DESCRIPTION OF THE TASK |
Extract the data exactly, missing nothing.

=====

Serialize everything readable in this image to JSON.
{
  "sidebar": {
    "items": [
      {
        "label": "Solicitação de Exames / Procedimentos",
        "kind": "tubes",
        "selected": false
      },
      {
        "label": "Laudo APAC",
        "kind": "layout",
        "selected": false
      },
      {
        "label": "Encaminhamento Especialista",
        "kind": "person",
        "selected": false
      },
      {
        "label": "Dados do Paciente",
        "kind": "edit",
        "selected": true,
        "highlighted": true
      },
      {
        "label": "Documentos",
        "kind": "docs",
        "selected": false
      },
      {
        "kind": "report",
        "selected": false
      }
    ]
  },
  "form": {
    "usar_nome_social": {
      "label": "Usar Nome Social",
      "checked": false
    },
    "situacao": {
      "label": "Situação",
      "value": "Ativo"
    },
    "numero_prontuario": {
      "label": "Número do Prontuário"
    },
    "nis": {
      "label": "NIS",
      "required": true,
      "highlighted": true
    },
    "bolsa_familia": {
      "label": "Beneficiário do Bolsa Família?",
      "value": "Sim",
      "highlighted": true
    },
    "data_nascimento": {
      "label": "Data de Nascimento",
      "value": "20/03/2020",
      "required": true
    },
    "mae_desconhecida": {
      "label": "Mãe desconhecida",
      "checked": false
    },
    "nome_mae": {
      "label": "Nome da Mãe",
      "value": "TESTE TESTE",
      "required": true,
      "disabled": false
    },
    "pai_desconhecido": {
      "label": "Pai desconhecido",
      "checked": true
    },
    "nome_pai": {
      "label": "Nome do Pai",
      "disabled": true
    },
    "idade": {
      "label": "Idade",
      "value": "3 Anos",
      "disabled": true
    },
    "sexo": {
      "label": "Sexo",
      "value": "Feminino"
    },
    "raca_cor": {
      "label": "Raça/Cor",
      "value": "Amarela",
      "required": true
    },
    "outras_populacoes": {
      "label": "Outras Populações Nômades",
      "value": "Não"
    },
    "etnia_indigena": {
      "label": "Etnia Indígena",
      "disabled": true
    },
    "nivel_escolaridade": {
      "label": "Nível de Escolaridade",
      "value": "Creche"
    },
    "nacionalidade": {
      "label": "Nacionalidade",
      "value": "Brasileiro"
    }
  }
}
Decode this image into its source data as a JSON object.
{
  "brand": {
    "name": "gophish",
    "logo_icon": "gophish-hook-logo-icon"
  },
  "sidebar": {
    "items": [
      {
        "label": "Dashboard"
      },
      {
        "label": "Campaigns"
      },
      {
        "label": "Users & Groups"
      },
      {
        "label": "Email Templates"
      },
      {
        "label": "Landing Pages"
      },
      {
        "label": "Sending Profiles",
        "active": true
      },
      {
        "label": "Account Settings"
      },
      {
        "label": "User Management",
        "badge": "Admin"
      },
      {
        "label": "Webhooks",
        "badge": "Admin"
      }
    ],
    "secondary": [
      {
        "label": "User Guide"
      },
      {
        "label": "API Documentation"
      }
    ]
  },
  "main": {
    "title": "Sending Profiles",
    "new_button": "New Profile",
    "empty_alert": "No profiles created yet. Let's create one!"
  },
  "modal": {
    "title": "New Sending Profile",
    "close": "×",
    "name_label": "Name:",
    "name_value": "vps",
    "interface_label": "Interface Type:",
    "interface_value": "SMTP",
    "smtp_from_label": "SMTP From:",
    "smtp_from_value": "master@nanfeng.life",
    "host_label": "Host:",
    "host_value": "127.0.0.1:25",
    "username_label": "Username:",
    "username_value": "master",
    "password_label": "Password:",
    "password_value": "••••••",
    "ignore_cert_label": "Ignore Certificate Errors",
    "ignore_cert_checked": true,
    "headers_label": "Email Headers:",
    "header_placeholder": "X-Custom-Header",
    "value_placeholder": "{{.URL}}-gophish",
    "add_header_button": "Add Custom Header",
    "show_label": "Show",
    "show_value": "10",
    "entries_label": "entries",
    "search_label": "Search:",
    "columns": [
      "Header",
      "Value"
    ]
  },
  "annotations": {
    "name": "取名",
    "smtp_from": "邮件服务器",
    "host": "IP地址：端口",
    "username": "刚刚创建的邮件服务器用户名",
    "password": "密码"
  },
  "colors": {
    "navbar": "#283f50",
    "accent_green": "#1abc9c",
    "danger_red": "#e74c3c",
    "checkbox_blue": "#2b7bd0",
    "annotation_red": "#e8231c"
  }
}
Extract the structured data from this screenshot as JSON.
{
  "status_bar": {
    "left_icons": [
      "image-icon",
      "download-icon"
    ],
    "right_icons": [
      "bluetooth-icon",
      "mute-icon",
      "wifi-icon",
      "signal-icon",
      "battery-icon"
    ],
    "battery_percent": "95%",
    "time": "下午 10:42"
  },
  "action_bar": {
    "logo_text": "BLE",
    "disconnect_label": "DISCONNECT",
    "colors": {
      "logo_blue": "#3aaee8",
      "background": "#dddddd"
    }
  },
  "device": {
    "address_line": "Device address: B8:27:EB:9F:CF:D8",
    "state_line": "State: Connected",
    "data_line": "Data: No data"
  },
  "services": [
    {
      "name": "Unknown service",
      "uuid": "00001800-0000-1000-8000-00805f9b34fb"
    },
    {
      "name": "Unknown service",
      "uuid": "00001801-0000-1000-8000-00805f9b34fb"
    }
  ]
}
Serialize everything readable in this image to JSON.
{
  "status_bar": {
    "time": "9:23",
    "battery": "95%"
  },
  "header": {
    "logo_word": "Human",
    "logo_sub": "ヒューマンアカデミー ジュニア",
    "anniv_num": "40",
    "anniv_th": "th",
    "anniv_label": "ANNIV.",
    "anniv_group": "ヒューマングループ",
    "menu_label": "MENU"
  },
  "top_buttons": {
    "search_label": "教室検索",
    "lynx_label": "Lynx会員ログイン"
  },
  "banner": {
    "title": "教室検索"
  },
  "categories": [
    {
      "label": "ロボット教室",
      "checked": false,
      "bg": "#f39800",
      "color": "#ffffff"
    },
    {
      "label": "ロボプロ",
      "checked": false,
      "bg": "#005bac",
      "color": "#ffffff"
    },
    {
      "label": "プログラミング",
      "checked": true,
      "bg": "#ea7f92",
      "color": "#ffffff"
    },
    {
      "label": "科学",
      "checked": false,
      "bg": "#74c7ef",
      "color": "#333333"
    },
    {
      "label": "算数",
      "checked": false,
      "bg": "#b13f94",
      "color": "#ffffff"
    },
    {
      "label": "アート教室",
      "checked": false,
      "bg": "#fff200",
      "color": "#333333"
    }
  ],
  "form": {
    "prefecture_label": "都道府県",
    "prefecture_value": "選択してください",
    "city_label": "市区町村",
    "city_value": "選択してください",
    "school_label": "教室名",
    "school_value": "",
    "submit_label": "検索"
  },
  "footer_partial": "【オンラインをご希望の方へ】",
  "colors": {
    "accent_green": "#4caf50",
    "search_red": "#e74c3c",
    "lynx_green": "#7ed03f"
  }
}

=====

REPLY TO THE EXERCISE |
Serialize everything readable in this image to JSON.
{
  "sidebar": {
    "items": [
      {
        "label": "Solicitação de Exames / Procedimentos",
        "kind": "tubes",
        "selected": false
      },
      {
        "label": "Laudo APAC",
        "kind": "layout",
        "selected": false
      },
      {
        "label": "Encaminhamento Especialista",
        "kind": "person",
        "selected": false
      },
      {
        "label": "Dados do Paciente",
        "kind": "edit",
        "selected": true,
        "highlighted": true
      },
      {
        "label": "Documentos",
        "kind": "docs",
        "selected": false
      },
      {
        "kind": "report",
        "selected": false
      }
    ]
  },
  "form": {
    "usar_nome_social": {
      "label": "Usar Nome Social",
      "checked": false
    },
    "situacao": {
      "label": "Situação",
      "value": "Ativo"
    },
    "numero_prontuario": {
      "label": "Número do Prontuário"
    },
    "nis": {
      "label": "NIS",
      "required": true,
      "highlighted": true
    },
    "bolsa_familia": {
      "label": "Beneficiário do Bolsa Família?",
      "value": "Sim",
      "highlighted": true
    },
    "data_nascimento": {
      "label": "Data de Nascimento",
      "value": "20/03/2020",
      "required": true
    },
    "mae_desconhecida": {
      "label": "Mãe desconhecida",
      "checked": false
    },
    "nome_mae": {
      "label": "Nome da Mãe",
      "value": "TESTE TESTE",
      "required": true,
      "disabled": false
    },
    "pai_desconhecido": {
      "label": "Pai desconhecido",
      "checked": true
    },
    "nome_pai": {
      "label": "Nome do Pai",
      "disabled": true
    },
    "idade": {
      "label": "Idade",
      "value": "3 Anos",
      "disabled": true
    },
    "sexo": {
      "label": "Sexo",
      "value": "Feminino"
    },
    "raca_cor": {
      "label": "Raça/Cor",
      "value": "Amarela",
      "required": true
    },
    "outras_populacoes": {
      "label": "Outras Populações Nômades",
      "value": "Não"
    },
    "etnia_indigena": {
      "label": "Etnia Indígena",
      "disabled": true
    },
    "nivel_escolaridade": {
      "label": "Nível de Escolaridade",
      "value": "Creche"
    },
    "nacionalidade": {
      "label": "Nacionalidade",
      "value": "Brasileiro"
    }
  }
}
Decode this image into its source data as a JSON object.
{
  "brand": {
    "name": "gophish",
    "logo_icon": "gophish-hook-logo-icon"
  },
  "sidebar": {
    "items": [
      {
        "label": "Dashboard"
      },
      {
        "label": "Campaigns"
      },
      {
        "label": "Users & Groups"
      },
      {
        "label": "Email Templates"
      },
      {
        "label": "Landing Pages"
      },
      {
        "label": "Sending Profiles",
        "active": true
      },
      {
        "label": "Account Settings"
      },
      {
        "label": "User Management",
        "badge": "Admin"
      },
      {
        "label": "Webhooks",
        "badge": "Admin"
      }
    ],
    "secondary": [
      {
        "label": "User Guide"
      },
      {
        "label": "API Documentation"
      }
    ]
  },
  "main": {
    "title": "Sending Profiles",
    "new_button": "New Profile",
    "empty_alert": "No profiles created yet. Let's create one!"
  },
  "modal": {
    "title": "New Sending Profile",
    "close": "×",
    "name_label": "Name:",
    "name_value": "vps",
    "interface_label": "Interface Type:",
    "interface_value": "SMTP",
    "smtp_from_label": "SMTP From:",
    "smtp_from_value": "master@nanfeng.life",
    "host_label": "Host:",
    "host_value": "127.0.0.1:25",
    "username_label": "Username:",
    "username_value": "master",
    "password_label": "Password:",
    "password_value": "••••••",
    "ignore_cert_label": "Ignore Certificate Errors",
    "ignore_cert_checked": true,
    "headers_label": "Email Headers:",
    "header_placeholder": "X-Custom-Header",
    "value_placeholder": "{{.URL}}-gophish",
    "add_header_button": "Add Custom Header",
    "show_label": "Show",
    "show_value": "10",
    "entries_label": "entries",
    "search_label": "Search:",
    "columns": [
      "Header",
      "Value"
    ]
  },
  "annotations": {
    "name": "取名",
    "smtp_from": "邮件服务器",
    "host": "IP地址：端口",
    "username": "刚刚创建的邮件服务器用户名",
    "password": "密码"
  },
  "colors": {
    "navbar": "#283f50",
    "accent_green": "#1abc9c",
    "danger_red": "#e74c3c",
    "checkbox_blue": "#2b7bd0",
    "annotation_red": "#e8231c"
  }
}
Extract the structured data from this screenshot as JSON.
{
  "status_bar": {
    "left_icons": [
      "image-icon",
      "download-icon"
    ],
    "right_icons": [
      "bluetooth-icon",
      "mute-icon",
      "wifi-icon",
      "signal-icon",
      "battery-icon"
    ],
    "battery_percent": "95%",
    "time": "下午 10:42"
  },
  "action_bar": {
    "logo_text": "BLE",
    "disconnect_label": "DISCONNECT",
    "colors": {
      "logo_blue": "#3aaee8",
      "background": "#dddddd"
    }
  },
  "device": {
    "address_line": "Device address: B8:27:EB:9F:CF:D8",
    "state_line": "State: Connected",
    "data_line": "Data: No data"
  },
  "services": [
    {
      "name": "Unknown service",
      "uuid": "00001800-0000-1000-8000-00805f9b34fb"
    },
    {
      "name": "Unknown service",
      "uuid": "00001801-0000-1000-8000-00805f9b34fb"
    }
  ]
}
Serialize everything readable in this image to JSON.
{
  "status_bar": {
    "time": "9:23",
    "battery": "95%"
  },
  "header": {
    "logo_word": "Human",
    "logo_sub": "ヒューマンアカデミー ジュニア",
    "anniv_num": "40",
    "anniv_th": "th",
    "anniv_label": "ANNIV.",
    "anniv_group": "ヒューマングループ",
    "menu_label": "MENU"
  },
  "top_buttons": {
    "search_label": "教室検索",
    "lynx_label": "Lynx会員ログイン"
  },
  "banner": {
    "title": "教室検索"
  },
  "categories": [
    {
      "label": "ロボット教室",
      "checked": false,
      "bg": "#f39800",
      "color": "#ffffff"
    },
    {
      "label": "ロボプロ",
      "checked": false,
      "bg": "#005bac",
      "color": "#ffffff"
    },
    {
      "label": "プログラミング",
      "checked": true,
      "bg": "#ea7f92",
      "color": "#ffffff"
    },
    {
      "label": "科学",
      "checked": false,
      "bg": "#74c7ef",
      "color": "#333333"
    },
    {
      "label": "算数",
      "checked": false,
      "bg": "#b13f94",
      "color": "#ffffff"
    },
    {
      "label": "アート教室",
      "checked": false,
      "bg": "#fff200",
      "color": "#333333"
    }
  ],
  "form": {
    "prefecture_label": "都道府県",
    "prefecture_value": "選択してください",
    "city_label": "市区町村",
    "city_value": "選択してください",
    "school_label": "教室名",
    "school_value": "",
    "submit_label": "検索"
  },
  "footer_partial": "【オンラインをご希望の方へ】",
  "colors": {
    "accent_green": "#4caf50",
    "search_red": "#e74c3c",
    "lynx_green": "#7ed03f"
  }
}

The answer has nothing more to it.